YOUR INSTRUCTIONS: Your task is to repeat the listing exactly.

§

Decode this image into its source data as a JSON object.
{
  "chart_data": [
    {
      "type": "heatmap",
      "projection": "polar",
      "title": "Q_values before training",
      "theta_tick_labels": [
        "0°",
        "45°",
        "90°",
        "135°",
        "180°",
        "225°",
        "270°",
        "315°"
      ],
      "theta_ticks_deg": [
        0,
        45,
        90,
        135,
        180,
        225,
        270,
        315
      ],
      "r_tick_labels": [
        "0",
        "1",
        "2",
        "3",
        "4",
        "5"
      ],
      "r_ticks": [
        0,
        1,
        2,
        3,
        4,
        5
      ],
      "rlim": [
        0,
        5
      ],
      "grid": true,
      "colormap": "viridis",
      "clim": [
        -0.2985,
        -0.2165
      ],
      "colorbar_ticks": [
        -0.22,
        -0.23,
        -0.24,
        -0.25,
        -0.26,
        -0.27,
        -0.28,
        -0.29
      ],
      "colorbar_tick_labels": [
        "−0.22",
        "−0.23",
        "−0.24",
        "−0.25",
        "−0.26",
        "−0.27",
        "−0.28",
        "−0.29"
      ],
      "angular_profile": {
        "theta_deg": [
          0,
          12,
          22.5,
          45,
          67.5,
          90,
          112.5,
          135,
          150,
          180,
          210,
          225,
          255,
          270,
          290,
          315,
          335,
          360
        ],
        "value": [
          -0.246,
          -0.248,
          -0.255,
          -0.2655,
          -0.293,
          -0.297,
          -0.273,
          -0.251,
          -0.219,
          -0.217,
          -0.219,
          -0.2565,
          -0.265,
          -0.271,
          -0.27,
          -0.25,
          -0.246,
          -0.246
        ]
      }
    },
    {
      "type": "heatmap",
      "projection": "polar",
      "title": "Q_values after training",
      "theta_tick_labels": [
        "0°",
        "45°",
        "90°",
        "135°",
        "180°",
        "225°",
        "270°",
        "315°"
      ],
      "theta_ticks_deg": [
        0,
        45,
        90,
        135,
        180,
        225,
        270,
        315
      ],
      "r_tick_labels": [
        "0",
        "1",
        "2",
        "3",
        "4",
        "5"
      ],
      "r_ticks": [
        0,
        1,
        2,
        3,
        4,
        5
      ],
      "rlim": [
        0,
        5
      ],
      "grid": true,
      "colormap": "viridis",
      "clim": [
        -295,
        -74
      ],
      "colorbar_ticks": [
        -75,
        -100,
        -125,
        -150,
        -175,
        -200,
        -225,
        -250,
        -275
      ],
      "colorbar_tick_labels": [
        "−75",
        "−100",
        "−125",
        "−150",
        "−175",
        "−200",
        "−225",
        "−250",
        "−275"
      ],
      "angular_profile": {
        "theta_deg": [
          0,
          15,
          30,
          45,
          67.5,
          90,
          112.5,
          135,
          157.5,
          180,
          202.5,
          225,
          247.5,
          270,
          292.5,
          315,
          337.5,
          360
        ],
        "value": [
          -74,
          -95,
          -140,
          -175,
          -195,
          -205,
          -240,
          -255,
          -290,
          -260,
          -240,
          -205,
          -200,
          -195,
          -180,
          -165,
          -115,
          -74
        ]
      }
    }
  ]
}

§

FINISHED ANSWER:
Decode this image into its source data as a JSON object.
{
  "chart_data": [
    {
      "type": "heatmap",
      "projection": "polar",
      "title": "Q_values before training",
      "theta_tick_labels": [
        "0°",
        "45°",
        "90°",
        "135°",
        "180°",
        "225°",
        "270°",
        "315°"
      ],
      "theta_ticks_deg": [
        0,
        45,
        90,
        135,
        180,
        225,
        270,
        315
      ],
      "r_tick_labels": [
        "0",
        "1",
        "2",
        "3",
        "4",
        "5"
      ],
      "r_ticks": [
        0,
        1,
        2,
        3,
        4,
        5
      ],
      "rlim": [
        0,
        5
      ],
      "grid": true,
      "colormap": "viridis",
      "clim": [
        -0.2985,
        -0.2165
      ],
      "colorbar_ticks": [
        -0.22,
        -0.23,
        -0.24,
        -0.25,
        -0.26,
        -0.27,
        -0.28,
        -0.29
      ],
      "colorbar_tick_labels": [
        "−0.22",
        "−0.23",
        "−0.24",
        "−0.25",
        "−0.26",
        "−0.27",
        "−0.28",
        "−0.29"
      ],
      "angular_profile": {
        "theta_deg": [
          0,
          12,
          22.5,
          45,
          67.5,
          90,
          112.5,
          135,
          150,
          180,
          210,
          225,
          255,
          270,
          290,
          315,
          335,
          360
        ],
        "value": [
          -0.246,
          -0.248,
          -0.255,
          -0.2655,
          -0.293,
          -0.297,
          -0.273,
          -0.251,
          -0.219,
          -0.217,
          -0.219,
          -0.2565,
          -0.265,
          -0.271,
          -0.27,
          -0.25,
          -0.246,
          -0.246
        ]
      }
    },
    {
      "type": "heatmap",
      "projection": "polar",
      "title": "Q_values after training",
      "theta_tick_labels": [
        "0°",
        "45°",
        "90°",
        "135°",
        "180°",
        "225°",
        "270°",
        "315°"
      ],
      "theta_ticks_deg": [
        0,
        45,
        90,
        135,
        180,
        225,
        270,
        315
      ],
      "r_tick_labels": [
        "0",
        "1",
        "2",
        "3",
        "4",
        "5"
      ],
      "r_ticks": [
        0,
        1,
        2,
        3,
        4,
        5
      ],
      "rlim": [
        0,
        5
      ],
      "grid": true,
      "colormap": "viridis",
      "clim": [
        -295,
        -74
      ],
      "colorbar_ticks": [
        -75,
        -100,
        -125,
        -150,
        -175,
        -200,
        -225,
        -250,
        -275
      ],
      "colorbar_tick_labels": [
        "−75",
        "−100",
        "−125",
        "−150",
        "−175",
        "−200",
        "−225",
        "−250",
        "−275"
      ],
      "angular_profile": {
        "theta_deg": [
          0,
          15,
          30,
          45,
          67.5,
          90,
          112.5,
          135,
          157.5,
          180,
          202.5,
          225,
          247.5,
          270,
          292.5,
          315,
          337.5,
          360
        ],
        "value": [
          -74,
          -95,
          -140,
          -175,
          -195,
          -205,
          -240,
          -255,
          -290,
          -260,
          -240,
          -205,
          -200,
          -195,
          -180,
          -165,
          -115,
          -74
        ]
      }
    }
  ]
}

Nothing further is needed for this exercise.